== MATERIAL

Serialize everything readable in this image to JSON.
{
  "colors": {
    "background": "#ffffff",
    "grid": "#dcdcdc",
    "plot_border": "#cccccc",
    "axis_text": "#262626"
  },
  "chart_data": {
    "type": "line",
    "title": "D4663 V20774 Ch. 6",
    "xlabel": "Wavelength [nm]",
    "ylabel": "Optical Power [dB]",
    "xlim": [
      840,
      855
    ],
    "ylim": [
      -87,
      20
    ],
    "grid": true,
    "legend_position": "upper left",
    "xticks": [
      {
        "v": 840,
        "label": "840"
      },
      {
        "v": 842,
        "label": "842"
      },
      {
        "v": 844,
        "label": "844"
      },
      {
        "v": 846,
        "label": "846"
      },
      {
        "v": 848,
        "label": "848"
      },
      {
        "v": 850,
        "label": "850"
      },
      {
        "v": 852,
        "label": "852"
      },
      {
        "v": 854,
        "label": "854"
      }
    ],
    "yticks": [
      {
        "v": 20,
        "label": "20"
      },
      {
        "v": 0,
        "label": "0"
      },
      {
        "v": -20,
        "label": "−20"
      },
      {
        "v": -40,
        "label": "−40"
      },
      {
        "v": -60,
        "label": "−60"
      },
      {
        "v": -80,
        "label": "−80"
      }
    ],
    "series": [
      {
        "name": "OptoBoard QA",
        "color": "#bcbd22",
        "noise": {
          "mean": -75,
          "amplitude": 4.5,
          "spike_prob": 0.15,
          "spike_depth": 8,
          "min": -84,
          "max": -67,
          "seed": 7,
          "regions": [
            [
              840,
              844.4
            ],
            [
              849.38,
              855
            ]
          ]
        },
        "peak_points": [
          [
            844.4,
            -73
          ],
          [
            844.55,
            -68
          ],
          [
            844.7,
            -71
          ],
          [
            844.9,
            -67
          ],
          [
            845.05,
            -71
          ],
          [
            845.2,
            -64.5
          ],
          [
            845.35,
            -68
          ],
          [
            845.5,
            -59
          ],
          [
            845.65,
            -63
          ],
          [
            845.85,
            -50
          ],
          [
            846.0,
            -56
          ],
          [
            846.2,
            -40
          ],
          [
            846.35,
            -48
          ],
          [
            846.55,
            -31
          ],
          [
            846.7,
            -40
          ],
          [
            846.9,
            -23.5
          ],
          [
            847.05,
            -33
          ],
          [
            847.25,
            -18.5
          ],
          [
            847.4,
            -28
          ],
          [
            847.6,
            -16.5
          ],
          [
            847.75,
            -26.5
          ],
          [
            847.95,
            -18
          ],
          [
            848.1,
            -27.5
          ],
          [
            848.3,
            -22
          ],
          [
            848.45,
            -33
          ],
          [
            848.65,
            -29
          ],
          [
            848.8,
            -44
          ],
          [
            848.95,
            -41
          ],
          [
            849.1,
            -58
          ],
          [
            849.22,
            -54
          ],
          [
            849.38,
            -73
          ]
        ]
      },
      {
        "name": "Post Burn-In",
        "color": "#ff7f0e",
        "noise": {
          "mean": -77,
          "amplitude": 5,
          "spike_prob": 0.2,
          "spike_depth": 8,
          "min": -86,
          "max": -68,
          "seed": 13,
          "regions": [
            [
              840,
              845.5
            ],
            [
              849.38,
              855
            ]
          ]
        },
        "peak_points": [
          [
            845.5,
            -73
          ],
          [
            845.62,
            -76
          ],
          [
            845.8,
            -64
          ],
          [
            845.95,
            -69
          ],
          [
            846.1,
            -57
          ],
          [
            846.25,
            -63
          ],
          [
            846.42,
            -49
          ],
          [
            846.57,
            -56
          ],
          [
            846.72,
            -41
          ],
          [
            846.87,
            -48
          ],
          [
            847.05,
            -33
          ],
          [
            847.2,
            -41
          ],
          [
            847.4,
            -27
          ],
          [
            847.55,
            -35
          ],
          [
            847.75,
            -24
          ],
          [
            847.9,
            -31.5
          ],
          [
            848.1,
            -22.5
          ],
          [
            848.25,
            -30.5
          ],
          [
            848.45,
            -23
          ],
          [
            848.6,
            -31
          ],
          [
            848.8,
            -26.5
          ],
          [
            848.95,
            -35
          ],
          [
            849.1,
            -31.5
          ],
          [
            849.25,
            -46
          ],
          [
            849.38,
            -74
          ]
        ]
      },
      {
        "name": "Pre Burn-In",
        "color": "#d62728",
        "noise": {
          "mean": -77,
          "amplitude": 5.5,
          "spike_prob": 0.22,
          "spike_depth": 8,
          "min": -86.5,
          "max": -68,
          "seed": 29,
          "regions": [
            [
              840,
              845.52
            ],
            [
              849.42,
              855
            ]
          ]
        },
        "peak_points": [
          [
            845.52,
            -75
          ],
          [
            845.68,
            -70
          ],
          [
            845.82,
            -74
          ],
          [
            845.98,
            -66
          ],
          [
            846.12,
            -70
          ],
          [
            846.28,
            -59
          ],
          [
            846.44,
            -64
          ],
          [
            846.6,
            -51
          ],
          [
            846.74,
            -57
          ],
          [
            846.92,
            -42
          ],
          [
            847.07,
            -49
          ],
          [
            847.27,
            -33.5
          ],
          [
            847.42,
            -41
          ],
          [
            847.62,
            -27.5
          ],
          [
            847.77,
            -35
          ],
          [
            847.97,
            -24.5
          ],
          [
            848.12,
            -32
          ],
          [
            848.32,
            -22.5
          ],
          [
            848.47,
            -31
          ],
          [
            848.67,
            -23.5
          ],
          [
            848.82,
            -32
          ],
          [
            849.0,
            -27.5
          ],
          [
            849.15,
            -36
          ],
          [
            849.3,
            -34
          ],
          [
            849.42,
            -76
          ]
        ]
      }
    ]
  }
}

====

PROBLEM DESCRIPTION:
Return each entry from the material above exactly as it appears.

FULL RESPONSE:
Serialize everything readable in this image to JSON.
{
  "colors": {
    "background": "#ffffff",
    "grid": "#dcdcdc",
    "plot_border": "#cccccc",
    "axis_text": "#262626"
  },
  "chart_data": {
    "type": "line",
    "title": "D4663 V20774 Ch. 6",
    "xlabel": "Wavelength [nm]",
    "ylabel": "Optical Power [dB]",
    "xlim": [
      840,
      855
    ],
    "ylim": [
      -87,
      20
    ],
    "grid": true,
    "legend_position": "upper left",
    "xticks": [
      {
        "v": 840,
        "label": "840"
      },
      {
        "v": 842,
        "label": "842"
      },
      {
        "v": 844,
        "label": "844"
      },
      {
        "v": 846,
        "label": "846"
      },
      {
        "v": 848,
        "label": "848"
      },
      {
        "v": 850,
        "label": "850"
      },
      {
        "v": 852,
        "label": "852"
      },
      {
        "v": 854,
        "label": "854"
      }
    ],
    "yticks": [
      {
        "v": 20,
        "label": "20"
      },
      {
        "v": 0,
        "label": "0"
      },
      {
        "v": -20,
        "label": "−20"
      },
      {
        "v": -40,
        "label": "−40"
      },
      {
        "v": -60,
        "label": "−60"
      },
      {
        "v": -80,
        "label": "−80"
      }
    ],
    "series": [
      {
        "name": "OptoBoard QA",
        "color": "#bcbd22",
        "noise": {
          "mean": -75,
          "amplitude": 4.5,
          "spike_prob": 0.15,
          "spike_depth": 8,
          "min": -84,
          "max": -67,
          "seed": 7,
          "regions": [
            [
              840,
              844.4
            ],
            [
              849.38,
              855
            ]
          ]
        },
        "peak_points": [
          [
            844.4,
            -73
          ],
          [
            844.55,
            -68
          ],
          [
            844.7,
            -71
          ],
          [
            844.9,
            -67
          ],
          [
            845.05,
            -71
          ],
          [
            845.2,
            -64.5
          ],
          [
            845.35,
            -68
          ],
          [
            845.5,
            -59
          ],
          [
            845.65,
            -63
          ],
          [
            845.85,
            -50
          ],
          [
            846.0,
            -56
          ],
          [
            846.2,
            -40
          ],
          [
            846.35,
            -48
          ],
          [
            846.55,
            -31
          ],
          [
            846.7,
            -40
          ],
          [
            846.9,
            -23.5
          ],
          [
            847.05,
            -33
          ],
          [
            847.25,
            -18.5
          ],
          [
            847.4,
            -28
          ],
          [
            847.6,
            -16.5
          ],
          [
            847.75,
            -26.5
          ],
          [
            847.95,
            -18
          ],
          [
            848.1,
            -27.5
          ],
          [
            848.3,
            -22
          ],
          [
            848.45,
            -33
          ],
          [
            848.65,
            -29
          ],
          [
            848.8,
            -44
          ],
          [
            848.95,
            -41
          ],
          [
            849.1,
            -58
          ],
          [
            849.22,
            -54
          ],
          [
            849.38,
            -73
          ]
        ]
      },
      {
        "name": "Post Burn-In",
        "color": "#ff7f0e",
        "noise": {
          "mean": -77,
          "amplitude": 5,
          "spike_prob": 0.2,
          "spike_depth": 8,
          "min": -86,
          "max": -68,
          "seed": 13,
          "regions": [
            [
              840,
              845.5
            ],
            [
              849.38,
              855
            ]
          ]
        },
        "peak_points": [
          [
            845.5,
            -73
          ],
          [
            845.62,
            -76
          ],
          [
            845.8,
            -64
          ],
          [
            845.95,
            -69
          ],
          [
            846.1,
            -57
          ],
          [
            846.25,
            -63
          ],
          [
            846.42,
            -49
          ],
          [
            846.57,
            -56
          ],
          [
            846.72,
            -41
          ],
          [
            846.87,
            -48
          ],
          [
            847.05,
            -33
          ],
          [
            847.2,
            -41
          ],
          [
            847.4,
            -27
          ],
          [
            847.55,
            -35
          ],
          [
            847.75,
            -24
          ],
          [
            847.9,
            -31.5
          ],
          [
            848.1,
            -22.5
          ],
          [
            848.25,
            -30.5
          ],
          [
            848.45,
            -23
          ],
          [
            848.6,
            -31
          ],
          [
            848.8,
            -26.5
          ],
          [
            848.95,
            -35
          ],
          [
            849.1,
            -31.5
          ],
          [
            849.25,
            -46
          ],
          [
            849.38,
            -74
          ]
        ]
      },
      {
        "name": "Pre Burn-In",
        "color": "#d62728",
        "noise": {
          "mean": -77,
          "amplitude": 5.5,
          "spike_prob": 0.22,
          "spike_depth": 8,
          "min": -86.5,
          "max": -68,
          "seed": 29,
          "regions": [
            [
              840,
              845.52
            ],
            [
              849.42,
              855
            ]
          ]
        },
        "peak_points": [
          [
            845.52,
            -75
          ],
          [
            845.68,
            -70
          ],
          [
            845.82,
            -74
          ],
          [
            845.98,
            -66
          ],
          [
            846.12,
            -70
          ],
          [
            846.28,
            -59
          ],
          [
            846.44,
            -64
          ],
          [
            846.6,
            -51
          ],
          [
            846.74,
            -57
          ],
          [
            846.92,
            -42
          ],
          [
            847.07,
            -49
          ],
          [
            847.27,
            -33.5
          ],
          [
            847.42,
            -41
          ],
          [
            847.62,
            -27.5
          ],
          [
            847.77,
            -35
          ],
          [
            847.97,
            -24.5
          ],
          [
            848.12,
            -32
          ],
          [
            848.32,
            -22.5
          ],
          [
            848.47,
            -31
          ],
          [
            848.67,
            -23.5
          ],
          [
            848.82,
            -32
          ],
          [
            849.0,
            -27.5
          ],
          [
            849.15,
            -36
          ],
          [
            849.3,
            -34
          ],
          [
            849.42,
            -76
          ]
        ]
      }
    ]
  }
}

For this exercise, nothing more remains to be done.